» **What is expected**
Give every line below again, exactly.

» **Supplied records**
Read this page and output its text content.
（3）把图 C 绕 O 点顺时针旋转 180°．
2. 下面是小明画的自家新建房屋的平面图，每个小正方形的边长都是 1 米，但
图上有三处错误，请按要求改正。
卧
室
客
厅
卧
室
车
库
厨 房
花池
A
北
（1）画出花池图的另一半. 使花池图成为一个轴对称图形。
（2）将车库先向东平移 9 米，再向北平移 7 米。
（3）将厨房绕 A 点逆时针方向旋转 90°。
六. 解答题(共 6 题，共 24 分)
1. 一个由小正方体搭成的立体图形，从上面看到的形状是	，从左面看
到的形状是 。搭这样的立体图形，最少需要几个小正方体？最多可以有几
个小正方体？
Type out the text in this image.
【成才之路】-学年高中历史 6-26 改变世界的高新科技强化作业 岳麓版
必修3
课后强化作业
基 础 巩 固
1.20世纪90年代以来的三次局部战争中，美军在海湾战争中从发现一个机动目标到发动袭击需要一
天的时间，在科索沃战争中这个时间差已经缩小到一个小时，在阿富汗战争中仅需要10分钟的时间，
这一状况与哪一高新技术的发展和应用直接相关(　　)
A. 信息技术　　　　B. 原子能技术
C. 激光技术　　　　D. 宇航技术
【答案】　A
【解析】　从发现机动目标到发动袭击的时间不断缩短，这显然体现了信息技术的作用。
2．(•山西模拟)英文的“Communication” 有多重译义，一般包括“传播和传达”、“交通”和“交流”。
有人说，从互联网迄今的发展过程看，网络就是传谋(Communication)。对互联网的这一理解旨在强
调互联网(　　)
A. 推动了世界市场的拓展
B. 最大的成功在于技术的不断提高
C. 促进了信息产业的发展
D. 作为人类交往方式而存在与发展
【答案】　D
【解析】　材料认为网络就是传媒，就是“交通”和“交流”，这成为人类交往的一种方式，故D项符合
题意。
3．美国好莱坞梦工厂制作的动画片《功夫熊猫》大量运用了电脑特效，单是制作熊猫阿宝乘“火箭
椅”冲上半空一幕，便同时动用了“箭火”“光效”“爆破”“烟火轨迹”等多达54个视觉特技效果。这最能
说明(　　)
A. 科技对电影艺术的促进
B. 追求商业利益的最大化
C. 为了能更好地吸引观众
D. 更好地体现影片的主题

» **Result of this exercise**
Read this page and output its text content.
（3）把图 C 绕 O 点顺时针旋转 180°．
2. 下面是小明画的自家新建房屋的平面图，每个小正方形的边长都是 1 米，但
图上有三处错误，请按要求改正。
卧
室
客
厅
卧
室
车
库
厨 房
花池
A
北
（1）画出花池图的另一半. 使花池图成为一个轴对称图形。
（2）将车库先向东平移 9 米，再向北平移 7 米。
（3）将厨房绕 A 点逆时针方向旋转 90°。
六. 解答题(共 6 题，共 24 分)
1. 一个由小正方体搭成的立体图形，从上面看到的形状是	，从左面看
到的形状是 。搭这样的立体图形，最少需要几个小正方体？最多可以有几
个小正方体？
Type out the text in this image.
【成才之路】-学年高中历史 6-26 改变世界的高新科技强化作业 岳麓版
必修3
课后强化作业
基 础 巩 固
1.20世纪90年代以来的三次局部战争中，美军在海湾战争中从发现一个机动目标到发动袭击需要一
天的时间，在科索沃战争中这个时间差已经缩小到一个小时，在阿富汗战争中仅需要10分钟的时间，
这一状况与哪一高新技术的发展和应用直接相关(　　)
A. 信息技术　　　　B. 原子能技术
C. 激光技术　　　　D. 宇航技术
【答案】　A
【解析】　从发现机动目标到发动袭击的时间不断缩短，这显然体现了信息技术的作用。
2．(•山西模拟)英文的“Communication” 有多重译义，一般包括“传播和传达”、“交通”和“交流”。
有人说，从互联网迄今的发展过程看，网络就是传谋(Communication)。对互联网的这一理解旨在强
调互联网(　　)
A. 推动了世界市场的拓展
B. 最大的成功在于技术的不断提高
C. 促进了信息产业的发展
D. 作为人类交往方式而存在与发展
【答案】　D
【解析】　材料认为网络就是传媒，就是“交通”和“交流”，这成为人类交往的一种方式，故D项符合
题意。
3．美国好莱坞梦工厂制作的动画片《功夫熊猫》大量运用了电脑特效，单是制作熊猫阿宝乘“火箭
椅”冲上半空一幕，便同时动用了“箭火”“光效”“爆破”“烟火轨迹”等多达54个视觉特技效果。这最能
说明(　　)
A. 科技对电影艺术的促进
B. 追求商业利益的最大化
C. 为了能更好地吸引观众
D. 更好地体现影片的主题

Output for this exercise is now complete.